GOAL OF THE EXERCISE ::
Reproduce the material below line for line, keeping every character unchanged.

====================

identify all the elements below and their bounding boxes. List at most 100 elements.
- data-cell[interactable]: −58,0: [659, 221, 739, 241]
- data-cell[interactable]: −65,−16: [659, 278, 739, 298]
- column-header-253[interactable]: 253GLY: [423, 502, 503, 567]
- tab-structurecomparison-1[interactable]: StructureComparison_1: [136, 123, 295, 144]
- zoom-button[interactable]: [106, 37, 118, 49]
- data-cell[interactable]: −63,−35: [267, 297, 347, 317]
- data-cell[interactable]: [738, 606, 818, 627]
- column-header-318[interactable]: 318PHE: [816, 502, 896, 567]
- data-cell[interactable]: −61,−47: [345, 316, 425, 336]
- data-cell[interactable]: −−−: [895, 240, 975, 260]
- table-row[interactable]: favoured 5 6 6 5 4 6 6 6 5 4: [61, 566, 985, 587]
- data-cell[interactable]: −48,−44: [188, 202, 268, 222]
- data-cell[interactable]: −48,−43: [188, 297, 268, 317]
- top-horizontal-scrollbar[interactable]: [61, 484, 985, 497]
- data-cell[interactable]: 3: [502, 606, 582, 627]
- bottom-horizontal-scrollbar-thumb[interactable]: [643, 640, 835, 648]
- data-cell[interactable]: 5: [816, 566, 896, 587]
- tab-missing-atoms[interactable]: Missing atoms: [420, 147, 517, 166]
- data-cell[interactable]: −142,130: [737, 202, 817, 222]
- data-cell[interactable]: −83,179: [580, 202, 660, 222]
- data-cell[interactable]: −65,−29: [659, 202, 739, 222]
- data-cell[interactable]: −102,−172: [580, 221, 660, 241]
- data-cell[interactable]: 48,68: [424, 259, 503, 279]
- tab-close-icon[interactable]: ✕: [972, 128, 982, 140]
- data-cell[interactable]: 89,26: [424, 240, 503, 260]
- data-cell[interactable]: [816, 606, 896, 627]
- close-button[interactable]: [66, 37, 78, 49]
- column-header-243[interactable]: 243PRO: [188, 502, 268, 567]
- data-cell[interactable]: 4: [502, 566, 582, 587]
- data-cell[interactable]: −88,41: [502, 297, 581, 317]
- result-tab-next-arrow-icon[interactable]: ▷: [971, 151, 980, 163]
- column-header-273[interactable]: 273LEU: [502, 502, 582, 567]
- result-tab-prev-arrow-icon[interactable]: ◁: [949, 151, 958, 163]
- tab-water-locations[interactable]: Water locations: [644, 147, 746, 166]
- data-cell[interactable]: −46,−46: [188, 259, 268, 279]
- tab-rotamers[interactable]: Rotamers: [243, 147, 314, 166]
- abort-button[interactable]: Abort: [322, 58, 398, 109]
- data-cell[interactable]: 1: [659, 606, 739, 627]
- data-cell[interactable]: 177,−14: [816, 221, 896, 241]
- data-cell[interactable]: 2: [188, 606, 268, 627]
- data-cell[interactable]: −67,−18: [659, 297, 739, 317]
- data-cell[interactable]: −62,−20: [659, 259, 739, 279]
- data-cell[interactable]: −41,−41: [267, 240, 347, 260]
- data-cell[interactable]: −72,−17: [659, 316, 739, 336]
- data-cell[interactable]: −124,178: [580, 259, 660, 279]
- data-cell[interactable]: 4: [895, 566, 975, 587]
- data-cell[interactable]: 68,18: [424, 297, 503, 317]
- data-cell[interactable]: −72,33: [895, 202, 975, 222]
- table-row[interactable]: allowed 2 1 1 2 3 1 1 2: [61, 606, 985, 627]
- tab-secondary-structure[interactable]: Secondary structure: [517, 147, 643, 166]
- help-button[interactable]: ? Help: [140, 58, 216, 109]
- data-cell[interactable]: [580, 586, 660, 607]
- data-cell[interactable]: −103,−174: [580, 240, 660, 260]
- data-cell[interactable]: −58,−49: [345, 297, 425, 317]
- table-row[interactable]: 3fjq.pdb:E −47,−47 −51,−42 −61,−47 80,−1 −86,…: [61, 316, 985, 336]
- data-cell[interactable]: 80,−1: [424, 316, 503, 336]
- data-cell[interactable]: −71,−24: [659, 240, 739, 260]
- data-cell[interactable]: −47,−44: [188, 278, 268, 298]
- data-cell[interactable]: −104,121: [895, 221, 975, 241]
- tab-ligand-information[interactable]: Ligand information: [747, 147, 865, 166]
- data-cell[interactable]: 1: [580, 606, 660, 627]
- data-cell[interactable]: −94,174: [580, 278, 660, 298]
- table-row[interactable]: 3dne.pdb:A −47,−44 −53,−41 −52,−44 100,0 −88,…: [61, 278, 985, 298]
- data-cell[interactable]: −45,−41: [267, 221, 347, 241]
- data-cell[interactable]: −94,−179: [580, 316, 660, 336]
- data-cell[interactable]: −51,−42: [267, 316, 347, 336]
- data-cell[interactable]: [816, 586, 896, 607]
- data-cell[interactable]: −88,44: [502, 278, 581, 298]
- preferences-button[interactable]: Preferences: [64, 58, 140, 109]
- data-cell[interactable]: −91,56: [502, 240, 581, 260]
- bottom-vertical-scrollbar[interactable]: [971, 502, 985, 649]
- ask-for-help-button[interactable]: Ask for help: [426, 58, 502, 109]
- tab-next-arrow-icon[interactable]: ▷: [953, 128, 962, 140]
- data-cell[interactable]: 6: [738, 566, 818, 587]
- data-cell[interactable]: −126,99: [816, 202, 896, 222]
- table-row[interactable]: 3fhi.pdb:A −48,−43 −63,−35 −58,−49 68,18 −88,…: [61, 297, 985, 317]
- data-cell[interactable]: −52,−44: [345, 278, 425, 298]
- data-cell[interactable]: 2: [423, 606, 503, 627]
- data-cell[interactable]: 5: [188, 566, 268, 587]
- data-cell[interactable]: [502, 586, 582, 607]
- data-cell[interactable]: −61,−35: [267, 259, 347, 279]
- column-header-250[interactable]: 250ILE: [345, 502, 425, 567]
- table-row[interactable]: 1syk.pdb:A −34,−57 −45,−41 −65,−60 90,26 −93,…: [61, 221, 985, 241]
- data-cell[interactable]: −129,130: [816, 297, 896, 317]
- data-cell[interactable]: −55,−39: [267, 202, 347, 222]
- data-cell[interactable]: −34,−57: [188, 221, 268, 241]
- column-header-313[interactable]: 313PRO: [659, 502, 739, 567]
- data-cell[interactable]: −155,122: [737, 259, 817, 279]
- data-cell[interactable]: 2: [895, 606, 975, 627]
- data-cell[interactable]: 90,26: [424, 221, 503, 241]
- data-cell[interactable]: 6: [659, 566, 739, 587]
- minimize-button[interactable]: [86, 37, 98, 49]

====================

ANSWER TO THIS EXERCISE ::
identify all the elements below and their bounding boxes. List at most 100 elements.
- data-cell[interactable]: −58,0: [659, 221, 739, 241]
- data-cell[interactable]: −65,−16: [659, 278, 739, 298]
- column-header-253[interactable]: 253GLY: [423, 502, 503, 567]
- tab-structurecomparison-1[interactable]: StructureComparison_1: [136, 123, 295, 144]
- zoom-button[interactable]: [106, 37, 118, 49]
- data-cell[interactable]: −63,−35: [267, 297, 347, 317]
- data-cell[interactable]: [738, 606, 818, 627]
- column-header-318[interactable]: 318PHE: [816, 502, 896, 567]
- data-cell[interactable]: −61,−47: [345, 316, 425, 336]
- data-cell[interactable]: −−−: [895, 240, 975, 260]
- table-row[interactable]: favoured 5 6 6 5 4 6 6 6 5 4: [61, 566, 985, 587]
- data-cell[interactable]: −48,−44: [188, 202, 268, 222]
- data-cell[interactable]: −48,−43: [188, 297, 268, 317]
- top-horizontal-scrollbar[interactable]: [61, 484, 985, 497]
- data-cell[interactable]: 3: [502, 606, 582, 627]
- bottom-horizontal-scrollbar-thumb[interactable]: [643, 640, 835, 648]
- data-cell[interactable]: 5: [816, 566, 896, 587]
- tab-missing-atoms[interactable]: Missing atoms: [420, 147, 517, 166]
- data-cell[interactable]: −142,130: [737, 202, 817, 222]
- data-cell[interactable]: −83,179: [580, 202, 660, 222]
- data-cell[interactable]: −65,−29: [659, 202, 739, 222]
- data-cell[interactable]: −102,−172: [580, 221, 660, 241]
- data-cell[interactable]: 48,68: [424, 259, 503, 279]
- tab-close-icon[interactable]: ✕: [972, 128, 982, 140]
- data-cell[interactable]: 89,26: [424, 240, 503, 260]
- data-cell[interactable]: [816, 606, 896, 627]
- close-button[interactable]: [66, 37, 78, 49]
- column-header-243[interactable]: 243PRO: [188, 502, 268, 567]
- data-cell[interactable]: 4: [502, 566, 582, 587]
- data-cell[interactable]: −88,41: [502, 297, 581, 317]
- result-tab-next-arrow-icon[interactable]: ▷: [971, 151, 980, 163]
- column-header-273[interactable]: 273LEU: [502, 502, 582, 567]
- result-tab-prev-arrow-icon[interactable]: ◁: [949, 151, 958, 163]
- tab-water-locations[interactable]: Water locations: [644, 147, 746, 166]
- data-cell[interactable]: −46,−46: [188, 259, 268, 279]
- tab-rotamers[interactable]: Rotamers: [243, 147, 314, 166]
- abort-button[interactable]: Abort: [322, 58, 398, 109]
- data-cell[interactable]: 1: [659, 606, 739, 627]
- data-cell[interactable]: 177,−14: [816, 221, 896, 241]
- data-cell[interactable]: 2: [188, 606, 268, 627]
- data-cell[interactable]: −67,−18: [659, 297, 739, 317]
- data-cell[interactable]: −62,−20: [659, 259, 739, 279]
- data-cell[interactable]: −41,−41: [267, 240, 347, 260]
- data-cell[interactable]: −72,−17: [659, 316, 739, 336]
- data-cell[interactable]: −124,178: [580, 259, 660, 279]
- data-cell[interactable]: 4: [895, 566, 975, 587]
- data-cell[interactable]: 68,18: [424, 297, 503, 317]
- data-cell[interactable]: −72,33: [895, 202, 975, 222]
- table-row[interactable]: allowed 2 1 1 2 3 1 1 2: [61, 606, 985, 627]
- tab-secondary-structure[interactable]: Secondary structure: [517, 147, 643, 166]
- help-button[interactable]: ? Help: [140, 58, 216, 109]
- data-cell[interactable]: [580, 586, 660, 607]
- data-cell[interactable]: −103,−174: [580, 240, 660, 260]
- data-cell[interactable]: −58,−49: [345, 297, 425, 317]
- table-row[interactable]: 3fjq.pdb:E −47,−47 −51,−42 −61,−47 80,−1 −86,…: [61, 316, 985, 336]
- data-cell[interactable]: 80,−1: [424, 316, 503, 336]
- data-cell[interactable]: −71,−24: [659, 240, 739, 260]
- data-cell[interactable]: −47,−44: [188, 278, 268, 298]
- data-cell[interactable]: −104,121: [895, 221, 975, 241]
- tab-ligand-information[interactable]: Ligand information: [747, 147, 865, 166]
- data-cell[interactable]: 1: [580, 606, 660, 627]
- data-cell[interactable]: −94,174: [580, 278, 660, 298]
- table-row[interactable]: 3dne.pdb:A −47,−44 −53,−41 −52,−44 100,0 −88,…: [61, 278, 985, 298]
- data-cell[interactable]: −45,−41: [267, 221, 347, 241]
- data-cell[interactable]: −94,−179: [580, 316, 660, 336]
- data-cell[interactable]: −51,−42: [267, 316, 347, 336]
- data-cell[interactable]: [816, 586, 896, 607]
- data-cell[interactable]: −88,44: [502, 278, 581, 298]
- preferences-button[interactable]: Preferences: [64, 58, 140, 109]
- data-cell[interactable]: −91,56: [502, 240, 581, 260]
- bottom-vertical-scrollbar[interactable]: [971, 502, 985, 649]
- ask-for-help-button[interactable]: Ask for help: [426, 58, 502, 109]
- tab-next-arrow-icon[interactable]: ▷: [953, 128, 962, 140]
- data-cell[interactable]: 6: [738, 566, 818, 587]
- data-cell[interactable]: −126,99: [816, 202, 896, 222]
- table-row[interactable]: 3fhi.pdb:A −48,−43 −63,−35 −58,−49 68,18 −88,…: [61, 297, 985, 317]
- data-cell[interactable]: −52,−44: [345, 278, 425, 298]
- data-cell[interactable]: 2: [423, 606, 503, 627]
- data-cell[interactable]: 5: [188, 566, 268, 587]
- data-cell[interactable]: [502, 586, 582, 607]
- data-cell[interactable]: −61,−35: [267, 259, 347, 279]
- column-header-250[interactable]: 250ILE: [345, 502, 425, 567]
- table-row[interactable]: 1syk.pdb:A −34,−57 −45,−41 −65,−60 90,26 −93,…: [61, 221, 985, 241]
- data-cell[interactable]: −129,130: [816, 297, 896, 317]
- data-cell[interactable]: −55,−39: [267, 202, 347, 222]
- data-cell[interactable]: −34,−57: [188, 221, 268, 241]
- column-header-313[interactable]: 313PRO: [659, 502, 739, 567]
- data-cell[interactable]: −155,122: [737, 259, 817, 279]
- data-cell[interactable]: 2: [895, 606, 975, 627]
- data-cell[interactable]: 90,26: [424, 221, 503, 241]
- data-cell[interactable]: 6: [659, 566, 739, 587]
- minimize-button[interactable]: [86, 37, 98, 49]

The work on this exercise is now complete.